## Written exercise
In the rows that follow, substitute "nav-menu-icon" for "hamburger-menu-icon" and write out the lines from the line with "clock: 16:06 (391, 6, 440, 26)" to the line with "note-card-hawaii[interactable]: Hawaii is", both included, changing nothing else. Give only those lines.

## Stored records
## START
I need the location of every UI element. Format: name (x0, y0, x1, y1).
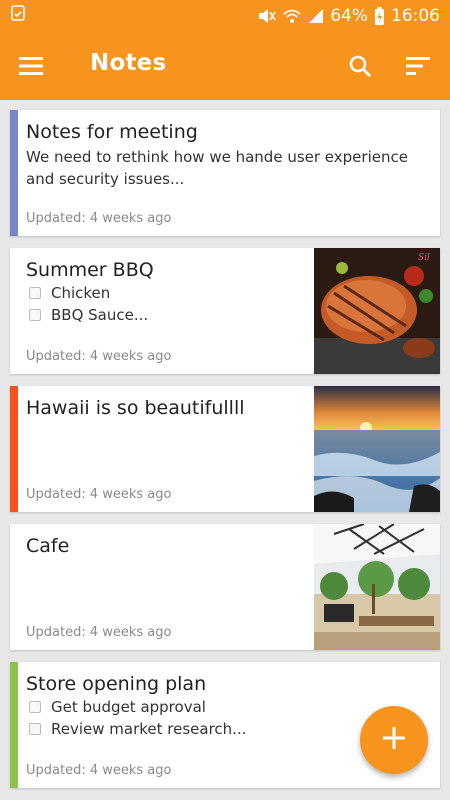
clock: 16:06 (391, 6, 440, 26)
note-title: Cafe (26, 535, 70, 557)
ocean-sunset-photo (314, 386, 440, 512)
battery-percent: 64% (330, 6, 368, 26)
note-card-meeting[interactable]: Notes for meeting We need to rethink how… (10, 110, 440, 236)
hamburger-menu-icon[interactable] (16, 52, 46, 80)
checklist-item-label: Chicken (51, 284, 111, 302)
battery-charging-icon (374, 6, 385, 26)
note-updated: Updated: 4 weeks ago (26, 349, 172, 364)
signal-icon (308, 7, 324, 25)
note-preview-text: We need to rethink how we hande user exp… (26, 148, 408, 188)
notes-list: Notes for meeting We need to rethink how… (10, 110, 440, 800)
checkbox-icon[interactable] (29, 287, 41, 299)
status-bar: 64% 16:06 (0, 0, 450, 32)
note-card-bbq[interactable]: Summer BBQ Chicken BBQ Sauce... Updated:… (10, 248, 440, 374)
note-card-hawaii[interactable]: Hawaii is so beautifullll Updated: 4 wee… (10, 386, 440, 512)
note-updated: Updated: 4 weeks ago (26, 487, 172, 502)
checkbox-icon[interactable] (29, 309, 41, 321)
checklist-item-label: Get budget approval (51, 698, 206, 716)
search-icon[interactable] (344, 50, 376, 82)
wifi-icon (282, 7, 302, 25)
note-updated: Updated: 4 weeks ago (26, 625, 172, 640)
checklist-item-label: BBQ Sauce... (51, 306, 149, 324)
app-bar: Notes (0, 32, 450, 100)
note-updated: Updated: 4 weeks ago (26, 211, 172, 226)
notification-icon (10, 5, 26, 27)
checklist-item-label: Review market research... (51, 720, 247, 738)
checklist-item: Chicken (26, 282, 304, 304)
checkbox-icon[interactable] (29, 701, 41, 713)
cafe-interior-photo (314, 524, 440, 650)
note-color-accent (10, 662, 18, 788)
page-title: Notes (90, 50, 167, 76)
checklist-item: BBQ Sauce... (26, 304, 304, 326)
note-title: Summer BBQ (26, 259, 154, 281)
plus-icon (383, 727, 405, 753)
add-note-button[interactable] (360, 706, 428, 774)
note-updated: Updated: 4 weeks ago (26, 763, 172, 778)
note-card-cafe[interactable]: Cafe Updated: 4 weeks ago (10, 524, 440, 650)
grilled-meat-photo: Sil (314, 248, 440, 374)
note-color-accent (10, 110, 18, 236)
checkbox-icon[interactable] (29, 723, 41, 735)
svg-text:Sil: Sil (418, 253, 430, 263)
note-title: Hawaii is so beautifullll (26, 397, 245, 419)
sort-icon[interactable] (402, 50, 434, 82)
note-color-accent (10, 386, 18, 512)
mute-icon (256, 7, 276, 25)
note-title: Store opening plan (26, 673, 207, 695)
note-title: Notes for meeting (26, 121, 198, 143)
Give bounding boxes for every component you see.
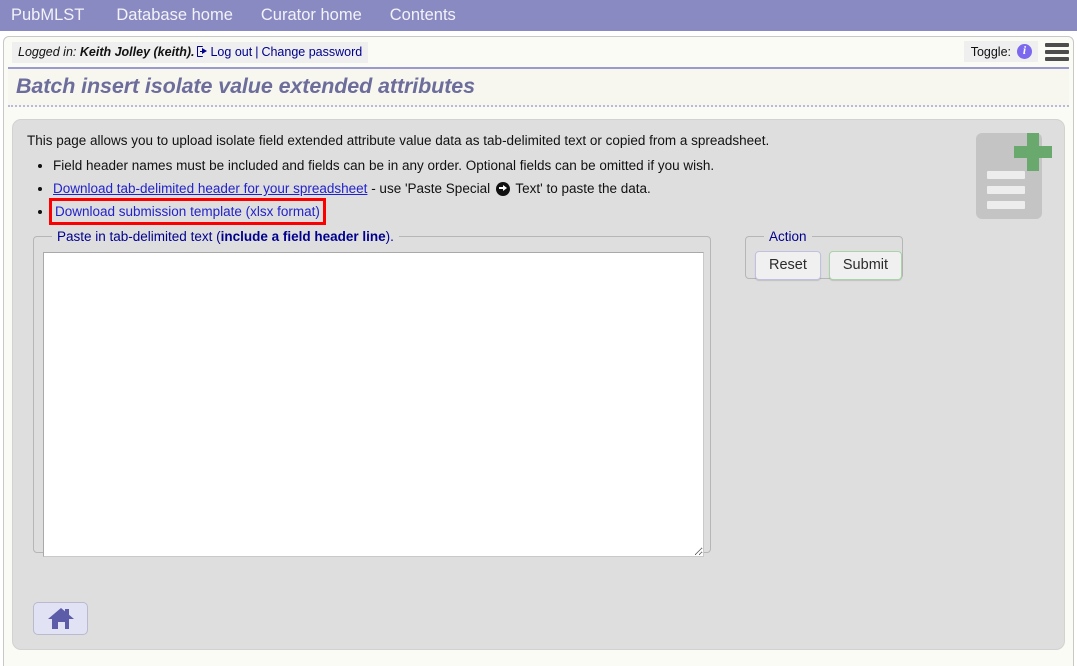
- logged-in-label: Logged in:: [18, 45, 77, 59]
- paste-fieldset-legend: Paste in tab-delimited text (include a f…: [52, 229, 399, 244]
- circle-arrow-right-icon: [495, 181, 510, 196]
- page-title-band: Batch insert isolate value extended attr…: [8, 67, 1069, 107]
- nav-item-database-home[interactable]: Database home: [102, 0, 247, 31]
- paste-special-prefix-text: - use 'Paste Special: [367, 181, 494, 196]
- bullet-text-field-headers: Field header names must be included and …: [53, 158, 715, 173]
- legend-bold: include a field header line: [220, 229, 386, 244]
- legend-suffix: ).: [385, 229, 394, 244]
- nav-item-pubmlst[interactable]: PubMLST: [11, 0, 102, 31]
- action-fieldset: Action Reset Submit: [745, 229, 904, 280]
- toggle-area: Toggle: i: [963, 41, 1069, 62]
- download-tab-delimited-header-link[interactable]: Download tab-delimited header for your s…: [53, 181, 367, 196]
- nav-item-contents[interactable]: Contents: [376, 0, 470, 31]
- logged-in-username: Keith Jolley (keith).: [79, 45, 195, 59]
- nav-item-curator-home[interactable]: Curator home: [247, 0, 376, 31]
- paste-textarea[interactable]: [43, 252, 704, 557]
- paste-special-suffix-text: Text' to paste the data.: [511, 181, 651, 196]
- paste-fieldset: Paste in tab-delimited text (include a f…: [33, 229, 711, 557]
- instructions-list: Field header names must be included and …: [27, 156, 1050, 225]
- main-navigation-bar: PubMLST Database home Curator home Conte…: [0, 0, 1077, 31]
- page-shell: Logged in: Keith Jolley (keith). Log out |…: [3, 36, 1074, 666]
- toggle-label-text: Toggle:: [970, 44, 1011, 59]
- home-icon: [47, 608, 74, 629]
- reset-button[interactable]: Reset: [755, 251, 821, 280]
- highlight-box: Download submission template (xlsx forma…: [49, 198, 326, 225]
- page-title: Batch insert isolate value extended attr…: [16, 74, 475, 98]
- submit-button[interactable]: Submit: [828, 251, 903, 280]
- log-out-link[interactable]: Log out: [210, 45, 252, 59]
- download-submission-template-link[interactable]: Download submission template (xlsx forma…: [55, 204, 320, 219]
- change-password-link[interactable]: Change password: [261, 45, 362, 59]
- sign-out-icon: [197, 46, 210, 57]
- action-fieldset-legend: Action: [769, 229, 807, 244]
- toggle-control[interactable]: Toggle: i: [963, 41, 1038, 62]
- login-status: Logged in: Keith Jolley (keith). Log out |…: [12, 42, 369, 63]
- main-content-panel: This page allows you to upload isolate f…: [12, 119, 1065, 650]
- document-add-icon: [976, 128, 1052, 220]
- hamburger-menu-icon[interactable]: [1045, 42, 1069, 61]
- bullet-download-submission-template: Download submission template (xlsx forma…: [49, 198, 1050, 225]
- legend-prefix: Paste in tab-delimited text (: [57, 229, 221, 244]
- info-icon[interactable]: i: [1017, 44, 1032, 59]
- intro-paragraph: This page allows you to upload isolate f…: [27, 133, 770, 148]
- session-bar: Logged in: Keith Jolley (keith). Log out |…: [8, 41, 1069, 64]
- bullet-field-header-names: Field header names must be included and …: [53, 156, 1050, 175]
- bullet-download-tab-delimited-header: Download tab-delimited header for your s…: [53, 179, 1050, 198]
- home-button[interactable]: [33, 602, 88, 635]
## END
## Task answer
clock: 16:06 (391, 6, 440, 26)
note-title: Cafe (26, 535, 70, 557)
ocean-sunset-photo (314, 386, 440, 512)
battery-percent: 64% (330, 6, 368, 26)
note-card-meeting[interactable]: Notes for meeting We need to rethink how… (10, 110, 440, 236)
nav-menu-icon[interactable] (16, 52, 46, 80)
checklist-item-label: Chicken (51, 284, 111, 302)
battery-charging-icon (374, 6, 385, 26)
note-updated: Updated: 4 weeks ago (26, 349, 172, 364)
signal-icon (308, 7, 324, 25)
note-preview-text: We need to rethink how we hande user exp… (26, 148, 408, 188)
notes-list: Notes for meeting We need to rethink how… (10, 110, 440, 800)
checkbox-icon[interactable] (29, 287, 41, 299)
status-bar: 64% 16:06 (0, 0, 450, 32)
note-card-bbq[interactable]: Summer BBQ Chicken BBQ Sauce... Updated:… (10, 248, 440, 374)
note-card-hawaii[interactable]: Hawaii is so beautifullll Updated: 4 wee… (10, 386, 440, 512)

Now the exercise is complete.